◆ **What you should do**
Would you transcribe the whole listing exactly, minus its pictures?

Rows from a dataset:
※

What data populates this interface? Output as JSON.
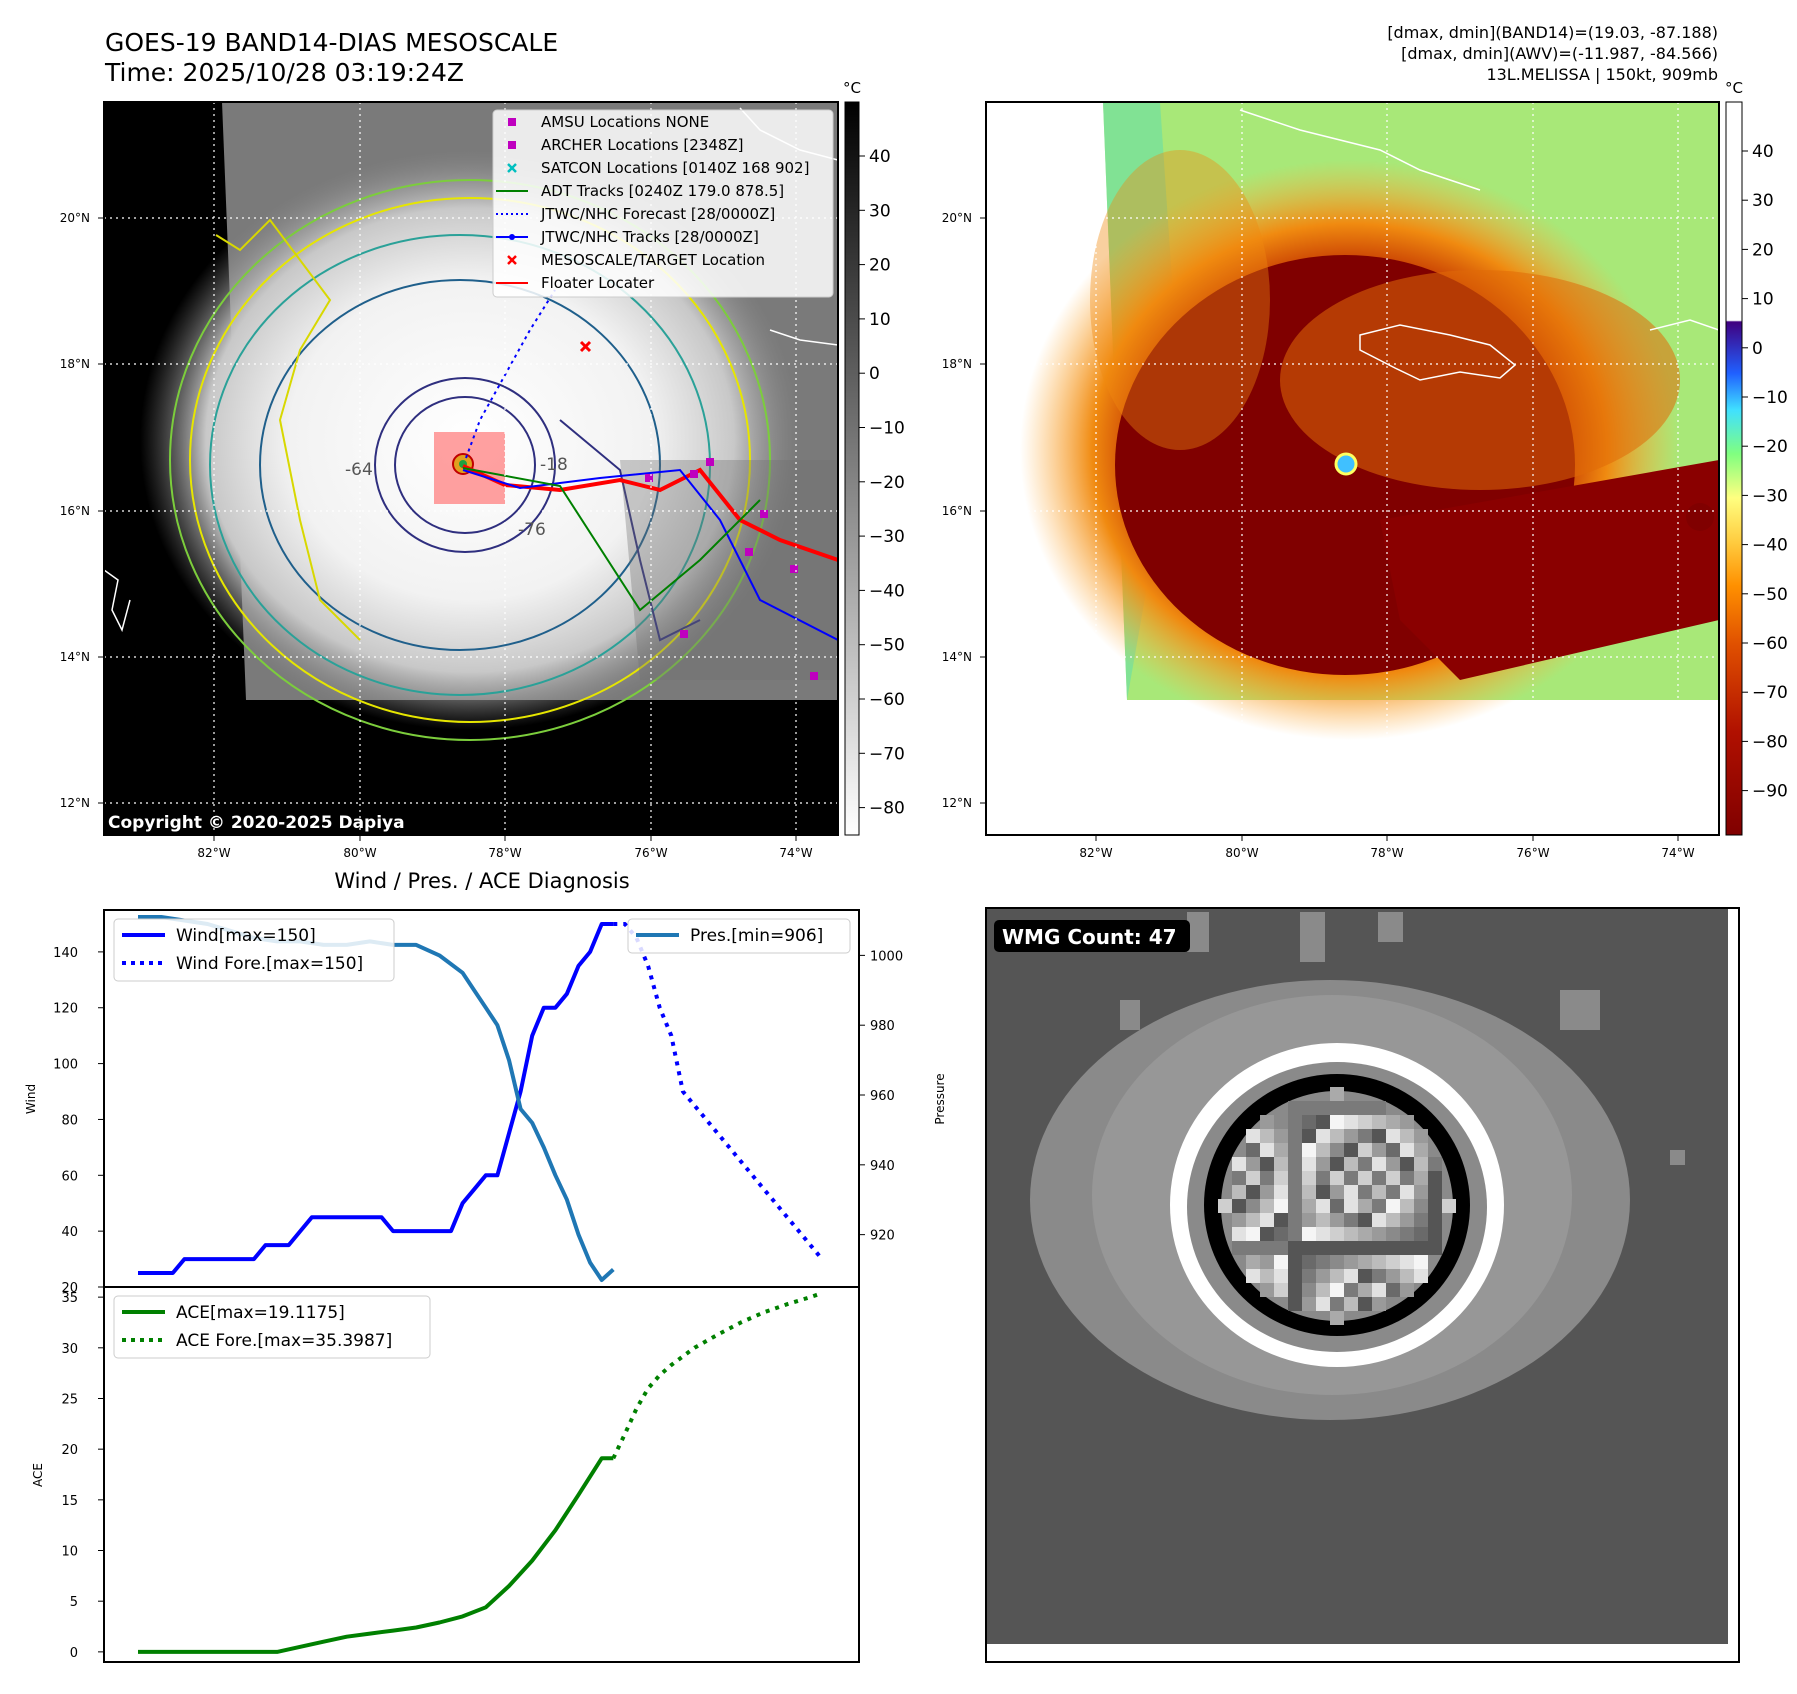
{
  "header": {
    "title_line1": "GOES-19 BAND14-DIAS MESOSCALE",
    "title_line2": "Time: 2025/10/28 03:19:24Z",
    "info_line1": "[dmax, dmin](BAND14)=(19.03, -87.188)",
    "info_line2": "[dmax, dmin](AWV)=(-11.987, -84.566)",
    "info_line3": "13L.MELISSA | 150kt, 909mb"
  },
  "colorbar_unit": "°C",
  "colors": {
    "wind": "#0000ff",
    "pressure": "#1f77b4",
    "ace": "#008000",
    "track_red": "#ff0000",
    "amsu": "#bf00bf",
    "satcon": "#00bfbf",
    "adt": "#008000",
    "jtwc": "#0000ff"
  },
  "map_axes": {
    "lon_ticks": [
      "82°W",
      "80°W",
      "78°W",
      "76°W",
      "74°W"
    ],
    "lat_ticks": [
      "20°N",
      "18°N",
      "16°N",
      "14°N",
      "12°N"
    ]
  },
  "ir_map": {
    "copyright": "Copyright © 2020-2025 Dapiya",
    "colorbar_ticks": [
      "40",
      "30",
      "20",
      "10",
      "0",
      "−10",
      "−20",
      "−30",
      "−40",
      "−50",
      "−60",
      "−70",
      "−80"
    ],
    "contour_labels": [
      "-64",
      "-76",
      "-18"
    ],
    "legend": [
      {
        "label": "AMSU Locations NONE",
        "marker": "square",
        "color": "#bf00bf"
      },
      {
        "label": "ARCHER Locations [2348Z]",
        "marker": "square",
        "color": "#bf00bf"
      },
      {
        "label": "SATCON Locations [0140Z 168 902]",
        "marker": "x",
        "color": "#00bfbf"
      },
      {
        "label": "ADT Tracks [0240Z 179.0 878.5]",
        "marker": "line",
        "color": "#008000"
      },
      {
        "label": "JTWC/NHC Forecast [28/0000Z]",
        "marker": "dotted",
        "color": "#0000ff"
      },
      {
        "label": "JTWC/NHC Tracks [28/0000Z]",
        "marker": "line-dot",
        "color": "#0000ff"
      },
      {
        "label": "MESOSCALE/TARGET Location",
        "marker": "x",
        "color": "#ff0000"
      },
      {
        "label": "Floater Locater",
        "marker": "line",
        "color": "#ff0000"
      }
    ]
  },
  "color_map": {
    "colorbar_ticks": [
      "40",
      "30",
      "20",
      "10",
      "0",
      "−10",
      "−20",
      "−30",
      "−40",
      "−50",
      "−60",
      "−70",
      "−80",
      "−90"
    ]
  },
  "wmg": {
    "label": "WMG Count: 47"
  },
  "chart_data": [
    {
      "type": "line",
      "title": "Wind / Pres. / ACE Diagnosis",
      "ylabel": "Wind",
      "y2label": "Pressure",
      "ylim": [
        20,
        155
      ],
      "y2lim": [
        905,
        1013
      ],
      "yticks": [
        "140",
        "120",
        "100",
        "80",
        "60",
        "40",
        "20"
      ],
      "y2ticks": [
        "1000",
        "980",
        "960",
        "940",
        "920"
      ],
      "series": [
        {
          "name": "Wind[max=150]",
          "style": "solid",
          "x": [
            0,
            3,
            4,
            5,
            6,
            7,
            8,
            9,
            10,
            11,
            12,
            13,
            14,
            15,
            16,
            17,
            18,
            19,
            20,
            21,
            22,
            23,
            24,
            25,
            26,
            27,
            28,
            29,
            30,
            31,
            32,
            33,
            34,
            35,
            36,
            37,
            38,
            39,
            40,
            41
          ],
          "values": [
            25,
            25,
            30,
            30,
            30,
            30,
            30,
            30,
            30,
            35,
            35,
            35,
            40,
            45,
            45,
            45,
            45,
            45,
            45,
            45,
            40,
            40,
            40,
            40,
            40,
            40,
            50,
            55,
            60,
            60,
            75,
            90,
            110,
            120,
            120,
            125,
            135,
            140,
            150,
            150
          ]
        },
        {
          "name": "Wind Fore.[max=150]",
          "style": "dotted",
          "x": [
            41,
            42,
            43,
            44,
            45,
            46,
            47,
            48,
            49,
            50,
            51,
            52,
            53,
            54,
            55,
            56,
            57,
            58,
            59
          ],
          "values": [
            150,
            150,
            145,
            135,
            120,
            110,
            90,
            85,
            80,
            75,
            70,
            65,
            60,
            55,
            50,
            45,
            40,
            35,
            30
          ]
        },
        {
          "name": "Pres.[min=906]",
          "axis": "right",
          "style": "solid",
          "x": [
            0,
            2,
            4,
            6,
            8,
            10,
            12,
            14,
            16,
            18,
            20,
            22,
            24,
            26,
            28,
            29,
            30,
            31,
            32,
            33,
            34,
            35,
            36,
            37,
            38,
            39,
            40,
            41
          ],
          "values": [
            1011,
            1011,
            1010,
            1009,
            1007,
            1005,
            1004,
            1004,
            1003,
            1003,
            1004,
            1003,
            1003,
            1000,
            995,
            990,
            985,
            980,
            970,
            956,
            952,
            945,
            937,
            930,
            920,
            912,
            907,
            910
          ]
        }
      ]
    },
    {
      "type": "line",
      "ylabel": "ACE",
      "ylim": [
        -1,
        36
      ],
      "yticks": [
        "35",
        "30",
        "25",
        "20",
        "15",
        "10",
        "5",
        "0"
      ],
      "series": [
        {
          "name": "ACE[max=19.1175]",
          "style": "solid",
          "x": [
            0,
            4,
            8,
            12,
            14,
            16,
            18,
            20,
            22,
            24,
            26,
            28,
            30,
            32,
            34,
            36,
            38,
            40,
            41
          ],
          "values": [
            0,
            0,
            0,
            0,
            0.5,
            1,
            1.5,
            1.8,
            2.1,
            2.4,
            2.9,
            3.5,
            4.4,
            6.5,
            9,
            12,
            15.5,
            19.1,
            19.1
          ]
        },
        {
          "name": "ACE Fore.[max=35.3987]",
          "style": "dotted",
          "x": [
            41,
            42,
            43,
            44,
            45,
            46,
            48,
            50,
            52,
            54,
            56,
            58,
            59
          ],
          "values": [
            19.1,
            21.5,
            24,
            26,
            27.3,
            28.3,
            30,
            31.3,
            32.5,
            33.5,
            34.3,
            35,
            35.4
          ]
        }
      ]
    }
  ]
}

※

◆ **Solution for this task**
What data populates this interface? Output as JSON.
{
  "header": {
    "title_line1": "GOES-19 BAND14-DIAS MESOSCALE",
    "title_line2": "Time: 2025/10/28 03:19:24Z",
    "info_line1": "[dmax, dmin](BAND14)=(19.03, -87.188)",
    "info_line2": "[dmax, dmin](AWV)=(-11.987, -84.566)",
    "info_line3": "13L.MELISSA | 150kt, 909mb"
  },
  "colorbar_unit": "°C",
  "colors": {
    "wind": "#0000ff",
    "pressure": "#1f77b4",
    "ace": "#008000",
    "track_red": "#ff0000",
    "amsu": "#bf00bf",
    "satcon": "#00bfbf",
    "adt": "#008000",
    "jtwc": "#0000ff"
  },
  "map_axes": {
    "lon_ticks": [
      "82°W",
      "80°W",
      "78°W",
      "76°W",
      "74°W"
    ],
    "lat_ticks": [
      "20°N",
      "18°N",
      "16°N",
      "14°N",
      "12°N"
    ]
  },
  "ir_map": {
    "copyright": "Copyright © 2020-2025 Dapiya",
    "colorbar_ticks": [
      "40",
      "30",
      "20",
      "10",
      "0",
      "−10",
      "−20",
      "−30",
      "−40",
      "−50",
      "−60",
      "−70",
      "−80"
    ],
    "contour_labels": [
      "-64",
      "-76",
      "-18"
    ],
    "legend": [
      {
        "label": "AMSU Locations NONE",
        "marker": "square",
        "color": "#bf00bf"
      },
      {
        "label": "ARCHER Locations [2348Z]",
        "marker": "square",
        "color": "#bf00bf"
      },
      {
        "label": "SATCON Locations [0140Z 168 902]",
        "marker": "x",
        "color": "#00bfbf"
      },
      {
        "label": "ADT Tracks [0240Z 179.0 878.5]",
        "marker": "line",
        "color": "#008000"
      },
      {
        "label": "JTWC/NHC Forecast [28/0000Z]",
        "marker": "dotted",
        "color": "#0000ff"
      },
      {
        "label": "JTWC/NHC Tracks [28/0000Z]",
        "marker": "line-dot",
        "color": "#0000ff"
      },
      {
        "label": "MESOSCALE/TARGET Location",
        "marker": "x",
        "color": "#ff0000"
      },
      {
        "label": "Floater Locater",
        "marker": "line",
        "color": "#ff0000"
      }
    ]
  },
  "color_map": {
    "colorbar_ticks": [
      "40",
      "30",
      "20",
      "10",
      "0",
      "−10",
      "−20",
      "−30",
      "−40",
      "−50",
      "−60",
      "−70",
      "−80",
      "−90"
    ]
  },
  "wmg": {
    "label": "WMG Count: 47"
  },
  "chart_data": [
    {
      "type": "line",
      "title": "Wind / Pres. / ACE Diagnosis",
      "ylabel": "Wind",
      "y2label": "Pressure",
      "ylim": [
        20,
        155
      ],
      "y2lim": [
        905,
        1013
      ],
      "yticks": [
        "140",
        "120",
        "100",
        "80",
        "60",
        "40",
        "20"
      ],
      "y2ticks": [
        "1000",
        "980",
        "960",
        "940",
        "920"
      ],
      "series": [
        {
          "name": "Wind[max=150]",
          "style": "solid",
          "x": [
            0,
            3,
            4,
            5,
            6,
            7,
            8,
            9,
            10,
            11,
            12,
            13,
            14,
            15,
            16,
            17,
            18,
            19,
            20,
            21,
            22,
            23,
            24,
            25,
            26,
            27,
            28,
            29,
            30,
            31,
            32,
            33,
            34,
            35,
            36,
            37,
            38,
            39,
            40,
            41
          ],
          "values": [
            25,
            25,
            30,
            30,
            30,
            30,
            30,
            30,
            30,
            35,
            35,
            35,
            40,
            45,
            45,
            45,
            45,
            45,
            45,
            45,
            40,
            40,
            40,
            40,
            40,
            40,
            50,
            55,
            60,
            60,
            75,
            90,
            110,
            120,
            120,
            125,
            135,
            140,
            150,
            150
          ]
        },
        {
          "name": "Wind Fore.[max=150]",
          "style": "dotted",
          "x": [
            41,
            42,
            43,
            44,
            45,
            46,
            47,
            48,
            49,
            50,
            51,
            52,
            53,
            54,
            55,
            56,
            57,
            58,
            59
          ],
          "values": [
            150,
            150,
            145,
            135,
            120,
            110,
            90,
            85,
            80,
            75,
            70,
            65,
            60,
            55,
            50,
            45,
            40,
            35,
            30
          ]
        },
        {
          "name": "Pres.[min=906]",
          "axis": "right",
          "style": "solid",
          "x": [
            0,
            2,
            4,
            6,
            8,
            10,
            12,
            14,
            16,
            18,
            20,
            22,
            24,
            26,
            28,
            29,
            30,
            31,
            32,
            33,
            34,
            35,
            36,
            37,
            38,
            39,
            40,
            41
          ],
          "values": [
            1011,
            1011,
            1010,
            1009,
            1007,
            1005,
            1004,
            1004,
            1003,
            1003,
            1004,
            1003,
            1003,
            1000,
            995,
            990,
            985,
            980,
            970,
            956,
            952,
            945,
            937,
            930,
            920,
            912,
            907,
            910
          ]
        }
      ]
    },
    {
      "type": "line",
      "ylabel": "ACE",
      "ylim": [
        -1,
        36
      ],
      "yticks": [
        "35",
        "30",
        "25",
        "20",
        "15",
        "10",
        "5",
        "0"
      ],
      "series": [
        {
          "name": "ACE[max=19.1175]",
          "style": "solid",
          "x": [
            0,
            4,
            8,
            12,
            14,
            16,
            18,
            20,
            22,
            24,
            26,
            28,
            30,
            32,
            34,
            36,
            38,
            40,
            41
          ],
          "values": [
            0,
            0,
            0,
            0,
            0.5,
            1,
            1.5,
            1.8,
            2.1,
            2.4,
            2.9,
            3.5,
            4.4,
            6.5,
            9,
            12,
            15.5,
            19.1,
            19.1
          ]
        },
        {
          "name": "ACE Fore.[max=35.3987]",
          "style": "dotted",
          "x": [
            41,
            42,
            43,
            44,
            45,
            46,
            48,
            50,
            52,
            54,
            56,
            58,
            59
          ],
          "values": [
            19.1,
            21.5,
            24,
            26,
            27.3,
            28.3,
            30,
            31.3,
            32.5,
            33.5,
            34.3,
            35,
            35.4
          ]
        }
      ]
    }
  ]
}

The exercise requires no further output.